Written exercise: Copy out all lines carrying the word "lisensointi".
==========
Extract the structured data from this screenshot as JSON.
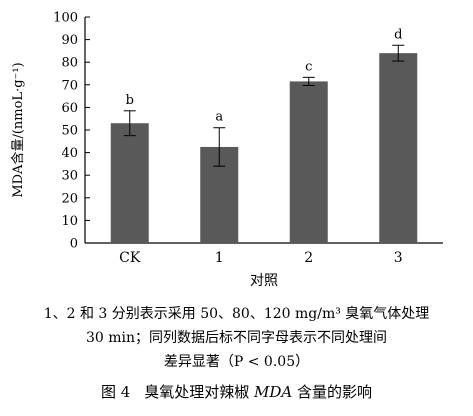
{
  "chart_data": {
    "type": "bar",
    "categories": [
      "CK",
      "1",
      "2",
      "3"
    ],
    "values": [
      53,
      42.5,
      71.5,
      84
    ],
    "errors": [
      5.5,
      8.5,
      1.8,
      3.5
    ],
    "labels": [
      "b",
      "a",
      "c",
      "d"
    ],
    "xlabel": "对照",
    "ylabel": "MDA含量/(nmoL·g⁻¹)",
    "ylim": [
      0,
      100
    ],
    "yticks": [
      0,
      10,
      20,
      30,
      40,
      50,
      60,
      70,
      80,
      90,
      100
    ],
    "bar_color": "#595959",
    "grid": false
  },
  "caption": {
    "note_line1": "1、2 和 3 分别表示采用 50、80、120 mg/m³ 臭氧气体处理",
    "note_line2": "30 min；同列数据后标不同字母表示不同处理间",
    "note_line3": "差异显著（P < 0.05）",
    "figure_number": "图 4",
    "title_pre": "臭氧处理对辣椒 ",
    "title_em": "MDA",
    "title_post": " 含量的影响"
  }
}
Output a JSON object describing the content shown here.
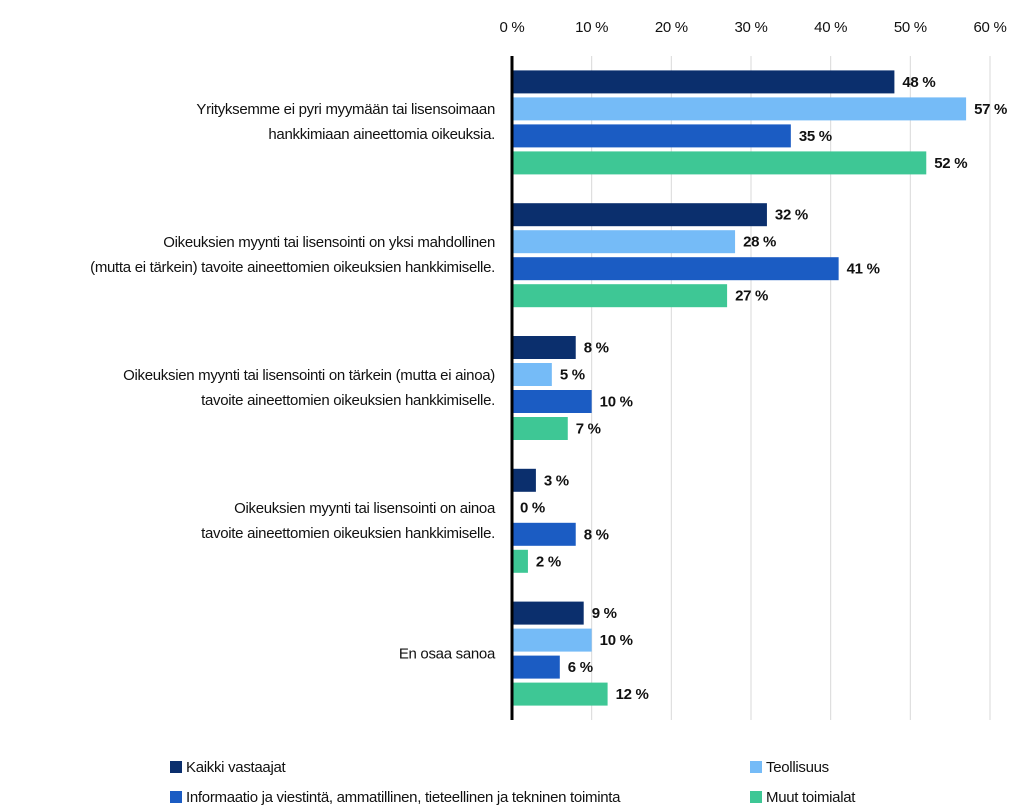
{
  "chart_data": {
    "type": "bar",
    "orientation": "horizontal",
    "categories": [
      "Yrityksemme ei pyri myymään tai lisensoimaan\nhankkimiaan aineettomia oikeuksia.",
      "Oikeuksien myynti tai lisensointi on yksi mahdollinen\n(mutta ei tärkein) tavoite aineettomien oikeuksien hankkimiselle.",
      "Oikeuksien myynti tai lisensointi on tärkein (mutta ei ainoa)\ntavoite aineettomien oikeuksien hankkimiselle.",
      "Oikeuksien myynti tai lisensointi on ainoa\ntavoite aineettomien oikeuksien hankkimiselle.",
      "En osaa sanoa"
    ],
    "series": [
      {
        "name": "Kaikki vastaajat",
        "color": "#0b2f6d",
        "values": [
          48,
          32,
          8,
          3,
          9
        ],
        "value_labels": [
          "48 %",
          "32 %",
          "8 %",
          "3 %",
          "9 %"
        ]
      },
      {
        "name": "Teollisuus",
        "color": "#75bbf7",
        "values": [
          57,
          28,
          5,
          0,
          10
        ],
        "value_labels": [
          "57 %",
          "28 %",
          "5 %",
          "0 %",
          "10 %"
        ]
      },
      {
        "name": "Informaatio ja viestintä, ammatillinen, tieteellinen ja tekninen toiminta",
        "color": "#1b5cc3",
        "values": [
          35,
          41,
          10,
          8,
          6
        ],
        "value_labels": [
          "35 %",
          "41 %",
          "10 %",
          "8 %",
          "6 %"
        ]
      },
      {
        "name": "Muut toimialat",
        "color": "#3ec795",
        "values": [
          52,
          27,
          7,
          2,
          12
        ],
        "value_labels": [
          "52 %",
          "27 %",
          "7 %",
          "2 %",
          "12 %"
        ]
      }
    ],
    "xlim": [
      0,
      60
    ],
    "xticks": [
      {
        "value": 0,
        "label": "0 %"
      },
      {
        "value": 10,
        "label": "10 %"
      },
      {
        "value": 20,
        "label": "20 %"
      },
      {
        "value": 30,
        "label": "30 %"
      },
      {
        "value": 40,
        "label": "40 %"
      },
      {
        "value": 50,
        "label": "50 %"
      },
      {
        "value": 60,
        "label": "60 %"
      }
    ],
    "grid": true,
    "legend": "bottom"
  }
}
==========
The solution:
      "Oikeuksien myynti tai lisensointi on yksi mahdollinen\n(mutta ei tärkein) tavoite aineettomien oikeuksien hankkimiselle.",
      "Oikeuksien myynti tai lisensointi on tärkein (mutta ei ainoa)\ntavoite aineettomien oikeuksien hankkimiselle.",
      "Oikeuksien myynti tai lisensointi on ainoa\ntavoite aineettomien oikeuksien hankkimiselle.",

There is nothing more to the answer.